▶ Aim of the task
Copy each line below that includes "Ketua".

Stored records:
------------------------------------

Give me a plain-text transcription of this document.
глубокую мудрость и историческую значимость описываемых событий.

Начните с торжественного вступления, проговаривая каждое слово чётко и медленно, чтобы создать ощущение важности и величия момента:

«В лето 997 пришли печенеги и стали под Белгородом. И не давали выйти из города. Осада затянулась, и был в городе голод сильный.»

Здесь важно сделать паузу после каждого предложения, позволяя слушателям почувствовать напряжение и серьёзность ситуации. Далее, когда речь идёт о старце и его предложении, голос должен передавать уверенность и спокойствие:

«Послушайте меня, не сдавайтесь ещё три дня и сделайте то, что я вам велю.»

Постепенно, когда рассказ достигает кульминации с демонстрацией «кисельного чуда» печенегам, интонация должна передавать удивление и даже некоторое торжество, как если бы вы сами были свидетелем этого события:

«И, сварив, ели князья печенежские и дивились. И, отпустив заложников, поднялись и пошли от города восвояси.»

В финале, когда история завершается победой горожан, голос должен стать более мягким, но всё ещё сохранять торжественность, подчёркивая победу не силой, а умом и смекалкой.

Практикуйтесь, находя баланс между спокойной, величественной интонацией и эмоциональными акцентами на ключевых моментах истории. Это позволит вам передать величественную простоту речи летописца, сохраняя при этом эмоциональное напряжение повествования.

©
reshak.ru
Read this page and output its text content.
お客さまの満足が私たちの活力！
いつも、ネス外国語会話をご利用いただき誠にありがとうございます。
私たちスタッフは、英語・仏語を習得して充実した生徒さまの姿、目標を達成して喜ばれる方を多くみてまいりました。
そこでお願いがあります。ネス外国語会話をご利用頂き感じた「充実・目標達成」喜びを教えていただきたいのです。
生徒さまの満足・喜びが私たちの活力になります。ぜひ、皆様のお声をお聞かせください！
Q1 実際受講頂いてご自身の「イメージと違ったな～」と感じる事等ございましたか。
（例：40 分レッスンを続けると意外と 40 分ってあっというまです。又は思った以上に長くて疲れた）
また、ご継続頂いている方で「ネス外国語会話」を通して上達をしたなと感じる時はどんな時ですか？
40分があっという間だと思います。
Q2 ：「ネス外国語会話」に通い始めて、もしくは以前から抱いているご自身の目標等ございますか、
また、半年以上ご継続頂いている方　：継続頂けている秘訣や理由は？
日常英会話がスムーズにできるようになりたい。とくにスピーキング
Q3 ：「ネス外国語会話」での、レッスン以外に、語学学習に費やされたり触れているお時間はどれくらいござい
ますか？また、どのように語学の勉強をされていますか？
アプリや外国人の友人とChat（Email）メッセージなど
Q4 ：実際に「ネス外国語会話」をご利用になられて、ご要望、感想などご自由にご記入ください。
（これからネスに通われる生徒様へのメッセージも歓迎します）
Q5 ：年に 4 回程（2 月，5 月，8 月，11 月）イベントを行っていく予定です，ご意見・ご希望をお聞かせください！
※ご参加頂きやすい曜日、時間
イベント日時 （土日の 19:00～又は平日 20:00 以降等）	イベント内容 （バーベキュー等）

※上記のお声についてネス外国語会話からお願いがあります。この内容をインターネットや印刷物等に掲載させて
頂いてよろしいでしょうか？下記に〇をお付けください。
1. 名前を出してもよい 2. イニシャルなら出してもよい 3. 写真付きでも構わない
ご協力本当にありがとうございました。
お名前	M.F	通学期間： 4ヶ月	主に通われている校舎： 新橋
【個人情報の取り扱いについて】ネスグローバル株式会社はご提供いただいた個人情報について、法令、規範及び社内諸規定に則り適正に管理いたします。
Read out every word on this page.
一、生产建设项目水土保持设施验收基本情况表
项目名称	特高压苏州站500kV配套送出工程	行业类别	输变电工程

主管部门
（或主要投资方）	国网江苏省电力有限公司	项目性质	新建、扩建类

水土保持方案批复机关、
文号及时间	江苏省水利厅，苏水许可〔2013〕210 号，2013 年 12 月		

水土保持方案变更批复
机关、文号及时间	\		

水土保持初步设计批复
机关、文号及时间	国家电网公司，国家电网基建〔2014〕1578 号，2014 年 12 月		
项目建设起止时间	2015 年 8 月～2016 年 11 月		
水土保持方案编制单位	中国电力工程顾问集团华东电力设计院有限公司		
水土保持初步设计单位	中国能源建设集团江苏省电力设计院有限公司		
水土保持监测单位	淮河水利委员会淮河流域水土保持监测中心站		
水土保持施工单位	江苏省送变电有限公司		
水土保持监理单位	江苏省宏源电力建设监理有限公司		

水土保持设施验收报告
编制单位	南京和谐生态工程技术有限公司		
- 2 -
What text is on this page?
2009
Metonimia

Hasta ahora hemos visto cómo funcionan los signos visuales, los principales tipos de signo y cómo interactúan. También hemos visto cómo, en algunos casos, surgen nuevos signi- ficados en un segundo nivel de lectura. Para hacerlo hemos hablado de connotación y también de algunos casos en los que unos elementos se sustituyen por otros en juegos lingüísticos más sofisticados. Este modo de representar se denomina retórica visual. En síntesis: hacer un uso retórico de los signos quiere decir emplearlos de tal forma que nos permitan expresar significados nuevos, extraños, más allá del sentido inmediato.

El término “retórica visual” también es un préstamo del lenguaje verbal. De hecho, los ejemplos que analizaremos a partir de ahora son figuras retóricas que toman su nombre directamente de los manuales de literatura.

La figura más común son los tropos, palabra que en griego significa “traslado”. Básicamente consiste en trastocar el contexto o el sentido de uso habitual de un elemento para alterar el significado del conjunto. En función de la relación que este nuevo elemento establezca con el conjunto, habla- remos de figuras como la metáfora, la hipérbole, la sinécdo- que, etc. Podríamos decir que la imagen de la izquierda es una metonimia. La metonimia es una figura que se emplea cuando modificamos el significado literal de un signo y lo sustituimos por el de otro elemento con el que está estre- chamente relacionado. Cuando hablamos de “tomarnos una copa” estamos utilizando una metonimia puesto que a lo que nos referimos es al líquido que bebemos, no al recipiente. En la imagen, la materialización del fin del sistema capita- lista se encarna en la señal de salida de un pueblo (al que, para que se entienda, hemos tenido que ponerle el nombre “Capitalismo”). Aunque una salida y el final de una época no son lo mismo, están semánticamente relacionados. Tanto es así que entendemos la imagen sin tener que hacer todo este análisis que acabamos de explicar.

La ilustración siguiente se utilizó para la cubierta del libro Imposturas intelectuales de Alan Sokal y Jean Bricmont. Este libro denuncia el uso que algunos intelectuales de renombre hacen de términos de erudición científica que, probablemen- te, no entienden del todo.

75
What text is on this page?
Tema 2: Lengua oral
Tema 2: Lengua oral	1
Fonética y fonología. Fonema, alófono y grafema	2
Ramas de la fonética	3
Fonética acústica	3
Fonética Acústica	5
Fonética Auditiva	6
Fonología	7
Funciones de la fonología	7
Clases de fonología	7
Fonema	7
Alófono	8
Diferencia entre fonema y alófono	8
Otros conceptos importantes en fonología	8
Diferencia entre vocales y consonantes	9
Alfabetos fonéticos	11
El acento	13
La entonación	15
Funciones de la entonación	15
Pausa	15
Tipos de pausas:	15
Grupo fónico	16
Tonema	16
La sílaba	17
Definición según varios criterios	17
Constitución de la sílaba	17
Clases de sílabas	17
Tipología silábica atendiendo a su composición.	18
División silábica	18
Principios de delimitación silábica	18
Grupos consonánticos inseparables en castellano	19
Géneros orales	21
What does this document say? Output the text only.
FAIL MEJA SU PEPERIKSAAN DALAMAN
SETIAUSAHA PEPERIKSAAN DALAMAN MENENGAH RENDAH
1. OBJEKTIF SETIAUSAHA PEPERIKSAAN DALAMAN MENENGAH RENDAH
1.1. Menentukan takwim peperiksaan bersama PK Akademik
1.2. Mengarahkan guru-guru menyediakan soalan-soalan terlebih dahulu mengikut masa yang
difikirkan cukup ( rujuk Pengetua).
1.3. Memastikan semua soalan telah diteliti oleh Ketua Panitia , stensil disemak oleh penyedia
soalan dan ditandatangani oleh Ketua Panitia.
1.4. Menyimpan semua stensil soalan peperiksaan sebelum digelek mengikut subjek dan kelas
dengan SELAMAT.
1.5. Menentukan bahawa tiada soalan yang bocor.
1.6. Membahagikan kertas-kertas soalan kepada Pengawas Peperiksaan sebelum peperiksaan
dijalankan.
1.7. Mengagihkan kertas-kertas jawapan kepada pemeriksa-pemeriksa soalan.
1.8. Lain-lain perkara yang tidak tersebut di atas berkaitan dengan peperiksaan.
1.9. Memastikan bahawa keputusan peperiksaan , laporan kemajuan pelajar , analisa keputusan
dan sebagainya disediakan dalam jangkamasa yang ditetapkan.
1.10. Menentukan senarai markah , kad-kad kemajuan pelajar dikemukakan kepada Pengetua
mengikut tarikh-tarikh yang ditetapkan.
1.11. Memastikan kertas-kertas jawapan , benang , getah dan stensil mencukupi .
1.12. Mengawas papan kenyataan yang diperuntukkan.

------------------------------------

▶ Solution to the exercise
1.3. Memastikan semua soalan telah diteliti oleh Ketua Panitia , stensil disemak oleh penyedia
soalan dan ditandatangani oleh Ketua Panitia.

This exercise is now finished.